What is required: Do not copy the pictures; transcribe all other material exactly.

Items from a data source:
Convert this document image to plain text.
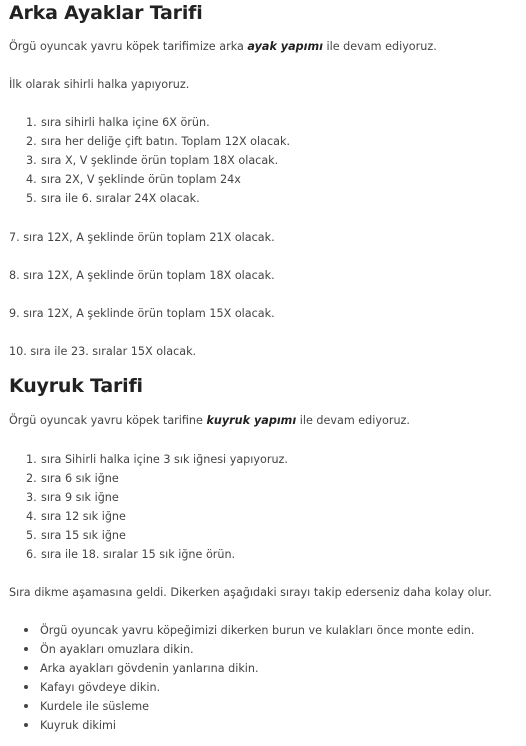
Arka Ayaklar Tarifi

Örgü oyuncak yavru köpek tarifimize arka ayak yapımı ile devam ediyoruz.

İlk olarak sihirli halka yapıyoruz.

1. sıra sihirli halka içine 6X örün.

2. sıra her deliğe çift batın. Toplam 12X olacak.

3. sıra X, V şeklinde örün toplam 18X olacak.

4. sıra 2X, V şeklinde örün toplam 24x

5. sıra ile 6. sıralar 24X olacak.

7. sıra 12X, A şeklinde örün toplam 21X olacak.

8. sıra 12X, A şeklinde örün toplam 18X olacak.

9. sıra 12X, A şeklinde örün toplam 15X olacak.

10. sıra ile 23. sıralar 15X olacak.

Kuyruk Tarifi

Örgü oyuncak yavru köpek tarifine kuyruk yapımı ile devam ediyoruz.

1. sıra Sihirli halka içine 3 sık iğnesi yapıyoruz.

2. sıra 6 sık iğne

3. sıra 9 sık iğne

4. sıra 12 sık iğne

5. sıra 15 sık iğne

6. sıra ile 18. sıralar 15 sık iğne örün.

Sıra dikme aşamasına geldi. Dikerken aşağıdaki sırayı takip ederseniz daha kolay olur.

Örgü oyuncak yavru köpeğimizi dikerken burun ve kulakları önce monte edin.

Ön ayakları omuzlara dikin.

Arka ayakları gövdenin yanlarına dikin.

Kafayı gövdeye dikin.

Kurdele ile süsleme

Kuyruk dikimi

Solved exercise:
Convert this document image to plain text.
Arka Ayaklar Tarifi

Örgü oyuncak yavru köpek tarifimize arka ayak yapımı ile devam ediyoruz.

İlk olarak sihirli halka yapıyoruz.

1. sıra sihirli halka içine 6X örün.

2. sıra her deliğe çift batın. Toplam 12X olacak.

3. sıra X, V şeklinde örün toplam 18X olacak.

4. sıra 2X, V şeklinde örün toplam 24x

5. sıra ile 6. sıralar 24X olacak.

7. sıra 12X, A şeklinde örün toplam 21X olacak.

8. sıra 12X, A şeklinde örün toplam 18X olacak.

9. sıra 12X, A şeklinde örün toplam 15X olacak.

10. sıra ile 23. sıralar 15X olacak.

Kuyruk Tarifi

Örgü oyuncak yavru köpek tarifine kuyruk yapımı ile devam ediyoruz.

1. sıra Sihirli halka içine 3 sık iğnesi yapıyoruz.

2. sıra 6 sık iğne

3. sıra 9 sık iğne

4. sıra 12 sık iğne

5. sıra 15 sık iğne

6. sıra ile 18. sıralar 15 sık iğne örün.

Sıra dikme aşamasına geldi. Dikerken aşağıdaki sırayı takip ederseniz daha kolay olur.

Örgü oyuncak yavru köpeğimizi dikerken burun ve kulakları önce monte edin.

Ön ayakları omuzlara dikin.

Arka ayakları gövdenin yanlarına dikin.

Kafayı gövdeye dikin.

Kurdele ile süsleme

Kuyruk dikimi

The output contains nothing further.